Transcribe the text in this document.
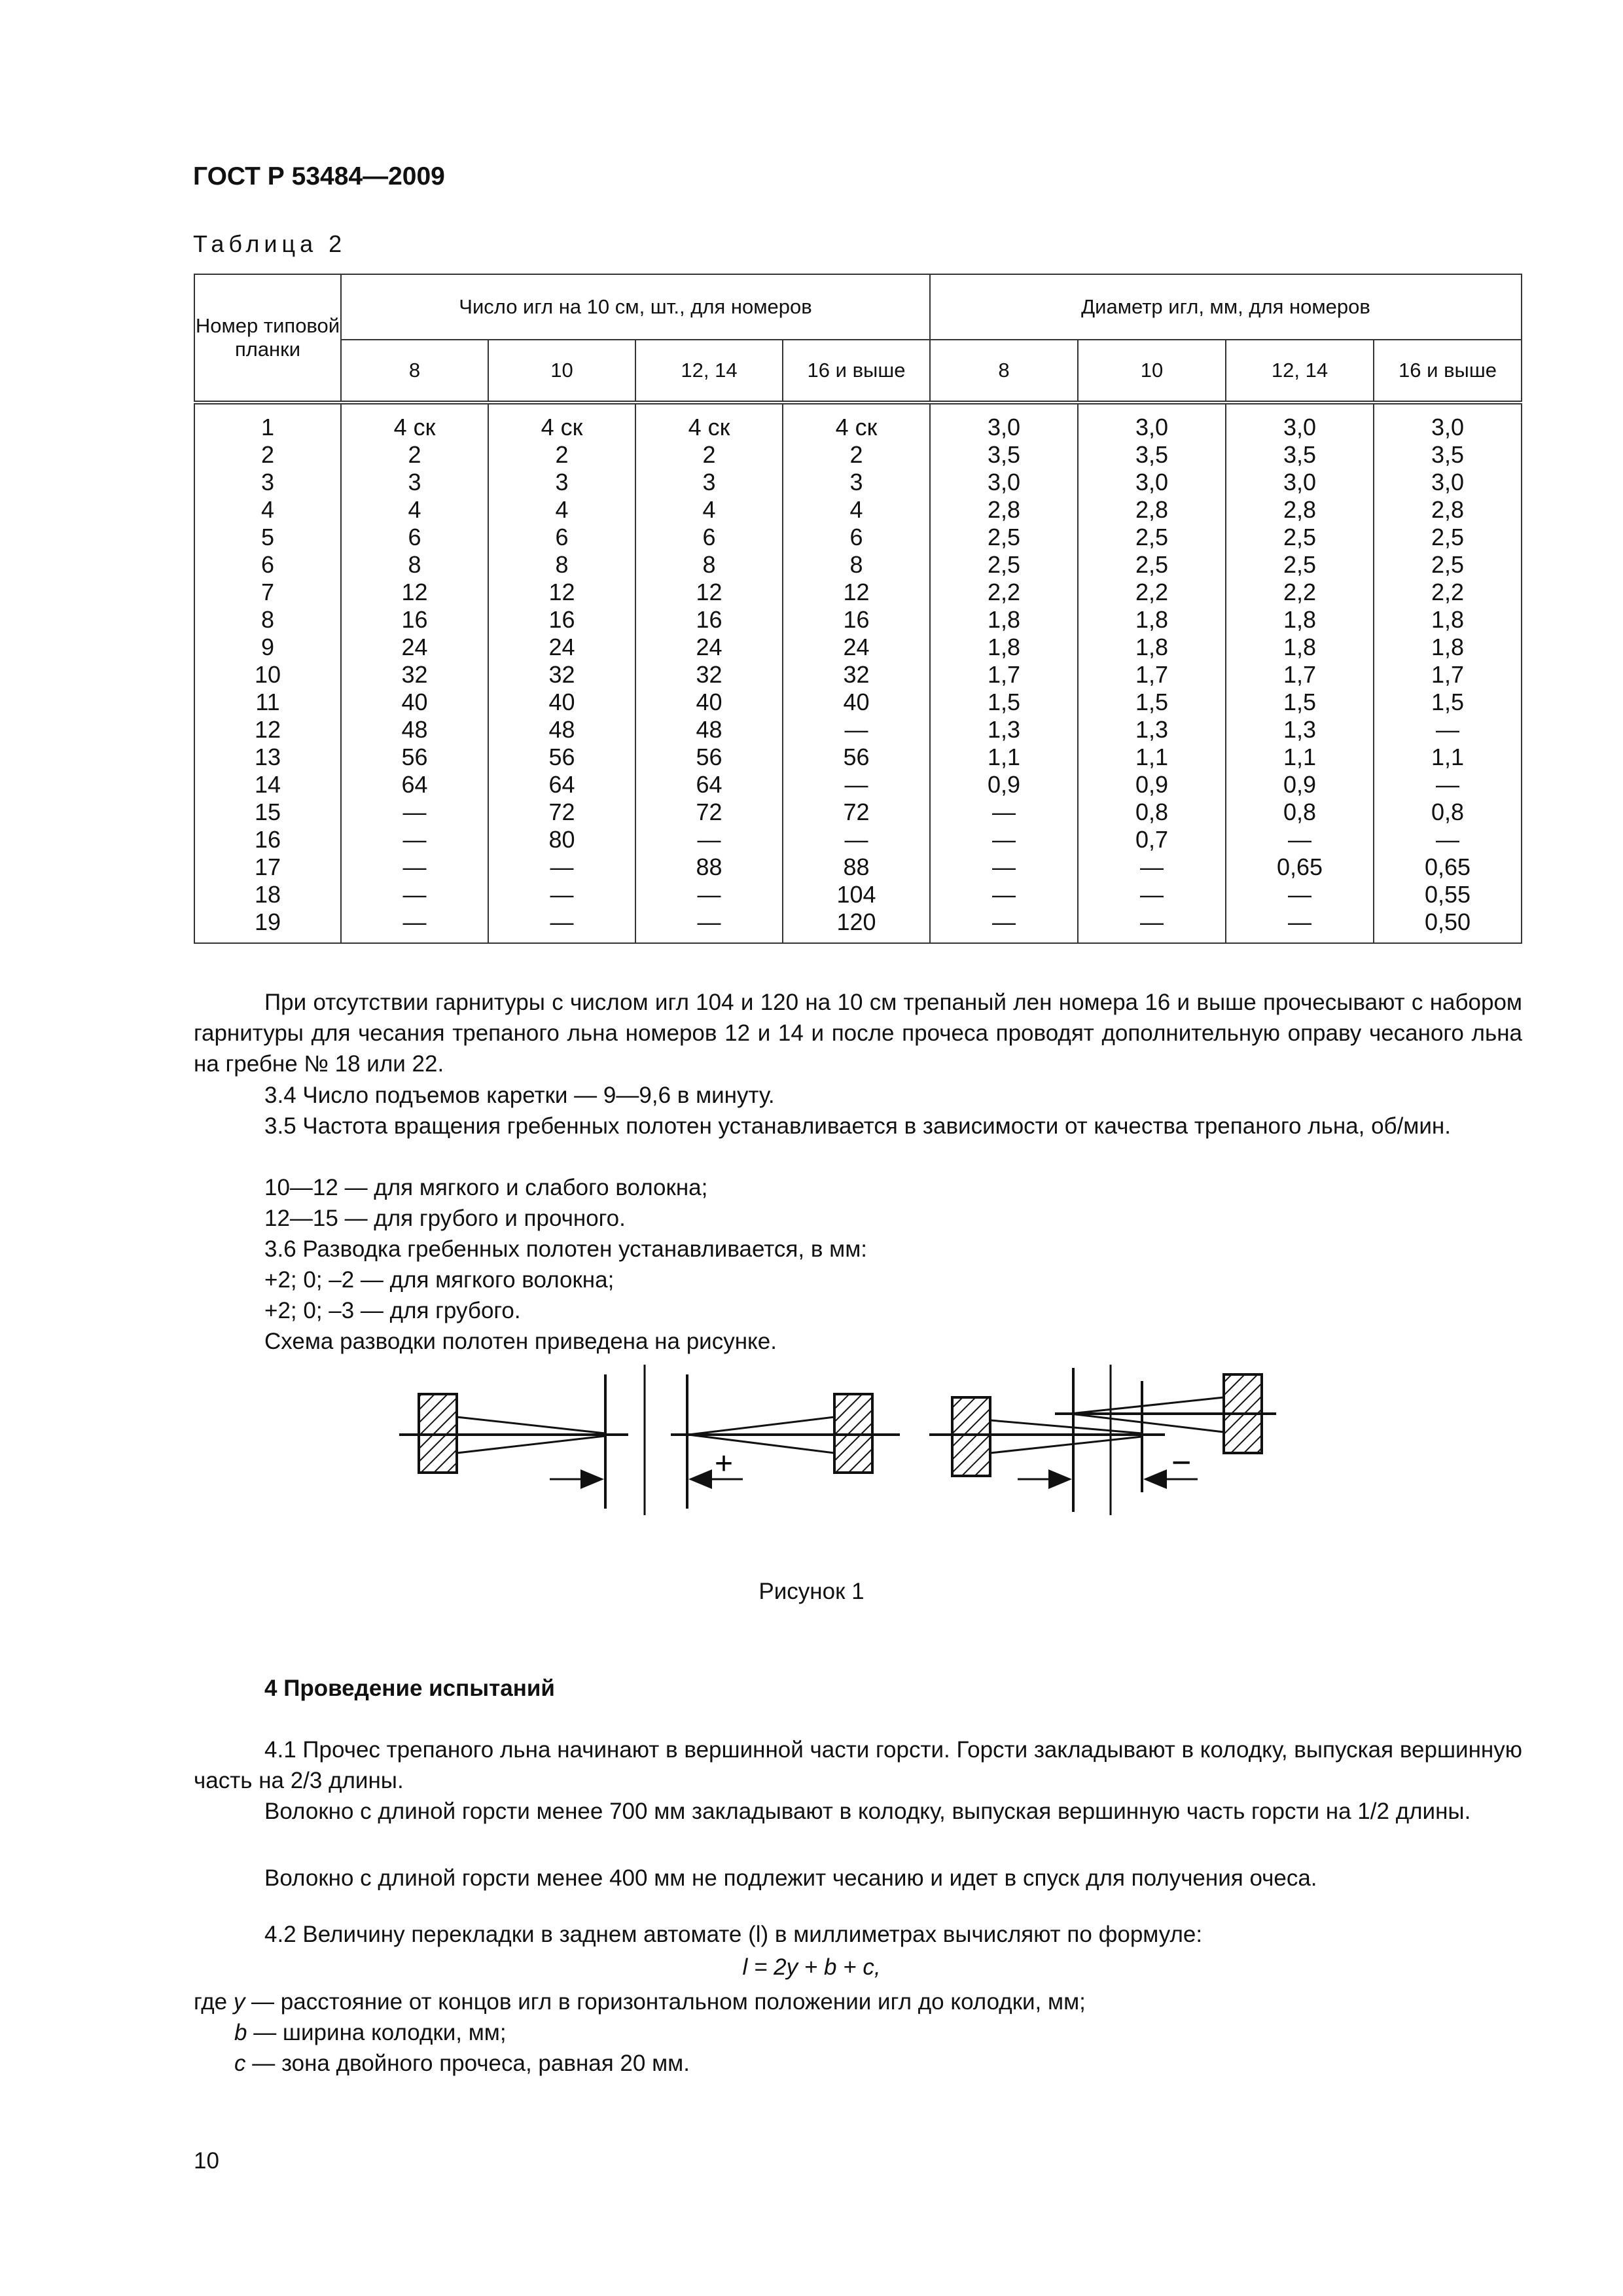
ГОСТ Р 53484—2009
Таблица 2
Номер типовой планки	Число игл на 10 см, шт., для номеров				Диаметр игл, мм, для номеров			
	8	10	12, 14	16 и выше	8	10	12, 14	16 и выше
1	4 ск	4 ск	4 ск	4 ск	3,0	3,0	3,0	3,0
2	2	2	2	2	3,5	3,5	3,5	3,5
3	3	3	3	3	3,0	3,0	3,0	3,0
4	4	4	4	4	2,8	2,8	2,8	2,8
5	6	6	6	6	2,5	2,5	2,5	2,5
6	8	8	8	8	2,5	2,5	2,5	2,5
7	12	12	12	12	2,2	2,2	2,2	2,2
8	16	16	16	16	1,8	1,8	1,8	1,8
9	24	24	24	24	1,8	1,8	1,8	1,8
10	32	32	32	32	1,7	1,7	1,7	1,7
11	40	40	40	40	1,5	1,5	1,5	1,5
12	48	48	48	—	1,3	1,3	1,3	—
13	56	56	56	56	1,1	1,1	1,1	1,1
14	64	64	64	—	0,9	0,9	0,9	—
15	—	72	72	72	—	0,8	0,8	0,8
16	—	80	—	—	—	0,7	—	—
17	—	—	88	88	—	—	0,65	0,65
18	—	—	—	104	—	—	—	0,55
19	—	—	—	120	—	—	—	0,50
При отсутствии гарнитуры с числом игл 104 и 120 на 10 см трепаный лен номера 16 и выше прочесывают с набором гарнитуры для чесания трепаного льна номеров 12 и 14 и после прочеса проводят дополнительную оправу чесаного льна на гребне № 18 или 22.
3.4 Число подъемов каретки — 9—9,6 в минуту.
3.5 Частота вращения гребенных полотен устанавливается в зависимости от качества трепаного льна, об/мин.
10—12 — для мягкого и слабого волокна;
12—15 — для грубого и прочного.
3.6 Разводка гребенных полотен устанавливается, в мм:
+2; 0; –2 — для мягкого волокна;
+2; 0; –3 — для грубого.
Схема разводки полотен приведена на рисунке.
+	−
Рисунок 1
4 Проведение испытаний
4.1 Прочес трепаного льна начинают в вершинной части горсти. Горсти закладывают в колодку, выпуская вершинную часть на 2/3 длины.
Волокно с длиной горсти менее 700 мм закладывают в колодку, выпуская вершинную часть горсти на 1/2 длины.
Волокно с длиной горсти менее 400 мм не подлежит чесанию и идет в спуск для получения очеса.
4.2 Величину перекладки в заднем автомате (l) в миллиметрах вычисляют по формуле:
l = 2y + b + c,
где y — расстояние от концов игл в горизонтальном положении игл до колодки, мм;
b — ширина колодки, мм;
c — зона двойного прочеса, равная 20 мм.
10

WHAT IS EXPECTED -> From the entries, report each line that includes the word "волокна".

EXERCISE RESULT ->
10—12 — для мягкого и слабого волокна;
+2; 0; –2 — для мягкого волокна;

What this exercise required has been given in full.